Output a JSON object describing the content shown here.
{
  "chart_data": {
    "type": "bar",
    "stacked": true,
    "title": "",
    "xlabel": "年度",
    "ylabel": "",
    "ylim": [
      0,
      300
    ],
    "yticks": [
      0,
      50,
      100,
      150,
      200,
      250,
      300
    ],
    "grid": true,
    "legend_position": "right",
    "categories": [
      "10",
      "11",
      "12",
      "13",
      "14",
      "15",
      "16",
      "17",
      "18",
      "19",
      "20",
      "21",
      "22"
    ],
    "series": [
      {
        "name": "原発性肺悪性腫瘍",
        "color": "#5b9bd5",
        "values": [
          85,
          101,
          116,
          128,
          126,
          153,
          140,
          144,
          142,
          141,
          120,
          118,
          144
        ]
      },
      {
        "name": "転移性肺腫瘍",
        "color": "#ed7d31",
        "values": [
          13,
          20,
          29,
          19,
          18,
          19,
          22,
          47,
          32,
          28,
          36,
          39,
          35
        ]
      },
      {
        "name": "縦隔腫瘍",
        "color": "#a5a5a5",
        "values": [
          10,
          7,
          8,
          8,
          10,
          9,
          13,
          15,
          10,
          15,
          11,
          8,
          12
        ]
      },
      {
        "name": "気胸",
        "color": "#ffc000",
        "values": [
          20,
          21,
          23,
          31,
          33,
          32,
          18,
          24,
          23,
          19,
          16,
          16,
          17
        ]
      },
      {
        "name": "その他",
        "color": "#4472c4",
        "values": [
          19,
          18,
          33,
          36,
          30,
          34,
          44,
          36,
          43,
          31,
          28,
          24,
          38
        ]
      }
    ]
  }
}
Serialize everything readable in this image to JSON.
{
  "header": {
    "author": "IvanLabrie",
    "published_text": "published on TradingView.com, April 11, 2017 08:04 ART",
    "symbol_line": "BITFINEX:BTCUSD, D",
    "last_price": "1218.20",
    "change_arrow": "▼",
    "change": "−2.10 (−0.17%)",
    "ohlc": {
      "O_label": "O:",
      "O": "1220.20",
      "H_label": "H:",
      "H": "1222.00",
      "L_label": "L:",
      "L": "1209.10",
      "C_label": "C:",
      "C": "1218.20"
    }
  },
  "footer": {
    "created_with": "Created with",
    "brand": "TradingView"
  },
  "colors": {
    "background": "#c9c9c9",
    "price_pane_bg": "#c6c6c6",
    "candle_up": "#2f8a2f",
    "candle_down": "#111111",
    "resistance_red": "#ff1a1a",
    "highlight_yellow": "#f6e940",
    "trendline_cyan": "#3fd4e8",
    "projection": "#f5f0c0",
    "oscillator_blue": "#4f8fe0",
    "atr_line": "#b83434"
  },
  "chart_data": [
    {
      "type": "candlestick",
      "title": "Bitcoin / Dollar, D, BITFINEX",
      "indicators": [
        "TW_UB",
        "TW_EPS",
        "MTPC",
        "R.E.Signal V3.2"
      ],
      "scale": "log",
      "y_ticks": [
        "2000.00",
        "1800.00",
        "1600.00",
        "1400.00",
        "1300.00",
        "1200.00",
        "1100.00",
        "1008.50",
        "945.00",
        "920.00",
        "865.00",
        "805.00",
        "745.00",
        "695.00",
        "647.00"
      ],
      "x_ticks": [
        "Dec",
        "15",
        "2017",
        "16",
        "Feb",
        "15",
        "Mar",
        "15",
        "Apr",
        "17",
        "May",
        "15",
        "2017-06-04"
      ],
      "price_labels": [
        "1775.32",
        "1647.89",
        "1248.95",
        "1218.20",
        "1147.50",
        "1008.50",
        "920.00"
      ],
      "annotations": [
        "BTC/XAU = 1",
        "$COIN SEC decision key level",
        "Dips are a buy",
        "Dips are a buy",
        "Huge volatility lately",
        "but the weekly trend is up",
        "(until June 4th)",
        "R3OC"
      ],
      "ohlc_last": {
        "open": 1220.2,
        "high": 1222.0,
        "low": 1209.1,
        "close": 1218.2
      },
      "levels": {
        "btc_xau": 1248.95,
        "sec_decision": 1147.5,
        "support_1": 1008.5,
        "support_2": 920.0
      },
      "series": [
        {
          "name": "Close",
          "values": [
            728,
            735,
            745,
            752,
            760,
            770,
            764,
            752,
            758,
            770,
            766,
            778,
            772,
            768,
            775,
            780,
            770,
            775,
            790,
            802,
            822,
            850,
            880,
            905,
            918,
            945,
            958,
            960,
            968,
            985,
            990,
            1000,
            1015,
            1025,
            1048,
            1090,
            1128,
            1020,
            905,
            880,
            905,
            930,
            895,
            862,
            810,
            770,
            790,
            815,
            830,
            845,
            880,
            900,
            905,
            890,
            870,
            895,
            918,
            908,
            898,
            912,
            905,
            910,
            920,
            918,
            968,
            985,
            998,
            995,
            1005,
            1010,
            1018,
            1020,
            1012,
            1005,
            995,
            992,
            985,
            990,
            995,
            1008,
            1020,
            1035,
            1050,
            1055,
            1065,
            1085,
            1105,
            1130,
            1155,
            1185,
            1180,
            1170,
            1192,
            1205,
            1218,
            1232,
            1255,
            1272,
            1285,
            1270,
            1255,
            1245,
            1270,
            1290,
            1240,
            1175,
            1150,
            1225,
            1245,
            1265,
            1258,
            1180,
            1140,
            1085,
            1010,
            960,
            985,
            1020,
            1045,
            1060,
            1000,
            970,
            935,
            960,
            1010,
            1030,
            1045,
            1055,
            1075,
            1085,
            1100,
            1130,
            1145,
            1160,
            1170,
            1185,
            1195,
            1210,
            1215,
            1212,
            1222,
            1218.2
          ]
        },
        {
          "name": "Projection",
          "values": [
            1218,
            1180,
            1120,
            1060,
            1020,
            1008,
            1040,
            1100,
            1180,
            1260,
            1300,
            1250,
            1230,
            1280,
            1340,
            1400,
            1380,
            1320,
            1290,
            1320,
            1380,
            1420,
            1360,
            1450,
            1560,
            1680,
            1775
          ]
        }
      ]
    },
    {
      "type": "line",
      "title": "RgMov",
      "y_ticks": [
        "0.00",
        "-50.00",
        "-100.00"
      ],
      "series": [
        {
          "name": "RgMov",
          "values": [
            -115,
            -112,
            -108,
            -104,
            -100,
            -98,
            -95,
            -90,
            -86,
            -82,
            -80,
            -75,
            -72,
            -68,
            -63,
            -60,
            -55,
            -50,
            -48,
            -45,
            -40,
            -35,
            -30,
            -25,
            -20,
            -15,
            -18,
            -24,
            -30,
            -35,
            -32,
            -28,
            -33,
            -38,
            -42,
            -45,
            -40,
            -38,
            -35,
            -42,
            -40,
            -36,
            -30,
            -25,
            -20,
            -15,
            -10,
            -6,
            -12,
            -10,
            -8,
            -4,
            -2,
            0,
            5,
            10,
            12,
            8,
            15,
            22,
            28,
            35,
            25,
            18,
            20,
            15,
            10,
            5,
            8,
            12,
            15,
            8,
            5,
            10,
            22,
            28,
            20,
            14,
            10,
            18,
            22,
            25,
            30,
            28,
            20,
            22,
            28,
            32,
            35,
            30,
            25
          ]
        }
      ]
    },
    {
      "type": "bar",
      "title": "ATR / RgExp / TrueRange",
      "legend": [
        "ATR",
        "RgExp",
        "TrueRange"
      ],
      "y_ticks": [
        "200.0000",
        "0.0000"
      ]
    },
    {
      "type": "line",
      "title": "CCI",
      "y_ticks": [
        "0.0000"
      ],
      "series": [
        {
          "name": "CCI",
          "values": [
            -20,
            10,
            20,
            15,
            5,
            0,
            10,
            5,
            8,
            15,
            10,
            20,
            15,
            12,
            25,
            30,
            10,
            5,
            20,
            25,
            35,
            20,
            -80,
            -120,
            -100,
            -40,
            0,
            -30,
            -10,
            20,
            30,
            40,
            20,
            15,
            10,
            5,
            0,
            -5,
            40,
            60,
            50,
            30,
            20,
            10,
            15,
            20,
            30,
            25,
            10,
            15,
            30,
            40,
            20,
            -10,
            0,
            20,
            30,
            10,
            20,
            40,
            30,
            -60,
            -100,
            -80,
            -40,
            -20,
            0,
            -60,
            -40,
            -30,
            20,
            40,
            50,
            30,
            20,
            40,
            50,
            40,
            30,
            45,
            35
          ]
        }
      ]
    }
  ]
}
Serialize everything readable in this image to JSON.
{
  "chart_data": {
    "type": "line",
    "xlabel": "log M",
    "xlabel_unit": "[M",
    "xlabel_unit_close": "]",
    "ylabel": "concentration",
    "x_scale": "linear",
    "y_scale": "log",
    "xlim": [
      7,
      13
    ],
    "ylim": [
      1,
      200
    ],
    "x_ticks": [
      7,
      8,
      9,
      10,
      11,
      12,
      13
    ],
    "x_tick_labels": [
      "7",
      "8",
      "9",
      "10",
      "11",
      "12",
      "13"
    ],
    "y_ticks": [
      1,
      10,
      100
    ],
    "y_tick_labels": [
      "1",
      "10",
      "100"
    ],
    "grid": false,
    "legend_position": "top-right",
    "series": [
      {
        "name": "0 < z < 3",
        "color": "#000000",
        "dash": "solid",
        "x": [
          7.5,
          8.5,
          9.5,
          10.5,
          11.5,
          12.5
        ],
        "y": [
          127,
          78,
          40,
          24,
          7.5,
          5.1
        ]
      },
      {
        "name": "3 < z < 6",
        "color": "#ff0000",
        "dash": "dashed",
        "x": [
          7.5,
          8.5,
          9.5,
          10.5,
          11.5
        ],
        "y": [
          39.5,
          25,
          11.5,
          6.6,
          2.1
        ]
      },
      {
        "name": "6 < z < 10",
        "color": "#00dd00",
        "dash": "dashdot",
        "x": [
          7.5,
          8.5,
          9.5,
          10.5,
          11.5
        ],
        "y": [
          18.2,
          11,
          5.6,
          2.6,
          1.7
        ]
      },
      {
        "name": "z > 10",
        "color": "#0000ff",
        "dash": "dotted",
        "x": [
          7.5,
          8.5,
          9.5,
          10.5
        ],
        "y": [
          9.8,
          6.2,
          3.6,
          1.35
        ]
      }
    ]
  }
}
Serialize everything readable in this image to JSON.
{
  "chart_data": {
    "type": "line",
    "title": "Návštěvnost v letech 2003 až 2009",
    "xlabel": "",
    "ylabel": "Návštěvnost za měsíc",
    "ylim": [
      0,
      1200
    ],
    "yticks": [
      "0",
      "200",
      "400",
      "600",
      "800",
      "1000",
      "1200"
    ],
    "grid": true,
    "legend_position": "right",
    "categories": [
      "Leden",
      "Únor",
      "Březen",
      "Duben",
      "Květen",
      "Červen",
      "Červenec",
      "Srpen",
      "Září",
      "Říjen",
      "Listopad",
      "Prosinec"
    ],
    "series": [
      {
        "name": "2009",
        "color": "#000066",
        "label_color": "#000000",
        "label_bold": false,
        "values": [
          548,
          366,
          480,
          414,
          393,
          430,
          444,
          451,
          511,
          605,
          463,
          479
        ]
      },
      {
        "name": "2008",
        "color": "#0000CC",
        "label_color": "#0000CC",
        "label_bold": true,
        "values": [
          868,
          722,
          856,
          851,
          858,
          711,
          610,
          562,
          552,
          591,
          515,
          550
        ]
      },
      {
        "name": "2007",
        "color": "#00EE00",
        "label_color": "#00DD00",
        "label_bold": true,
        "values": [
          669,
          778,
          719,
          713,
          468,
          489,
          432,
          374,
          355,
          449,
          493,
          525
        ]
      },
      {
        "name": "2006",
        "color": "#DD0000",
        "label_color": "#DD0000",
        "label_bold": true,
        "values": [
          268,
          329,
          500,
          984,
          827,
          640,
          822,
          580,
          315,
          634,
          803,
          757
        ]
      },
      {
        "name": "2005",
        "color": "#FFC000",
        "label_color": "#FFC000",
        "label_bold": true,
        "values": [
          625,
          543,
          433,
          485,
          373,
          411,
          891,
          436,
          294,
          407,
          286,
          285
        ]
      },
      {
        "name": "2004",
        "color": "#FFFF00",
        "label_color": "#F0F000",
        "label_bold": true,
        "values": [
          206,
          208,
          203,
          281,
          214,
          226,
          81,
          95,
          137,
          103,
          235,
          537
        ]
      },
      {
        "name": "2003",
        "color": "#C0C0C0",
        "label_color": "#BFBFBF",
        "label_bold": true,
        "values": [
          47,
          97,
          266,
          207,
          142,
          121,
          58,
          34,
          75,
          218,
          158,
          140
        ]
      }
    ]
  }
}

> _Challenge_: Using the records above, copy every line that has the word "Návštěvnost" in it.

> _Final result_:
    "title": "Návštěvnost v letech 2003 až 2009",
    "ylabel": "Návštěvnost za měsíc",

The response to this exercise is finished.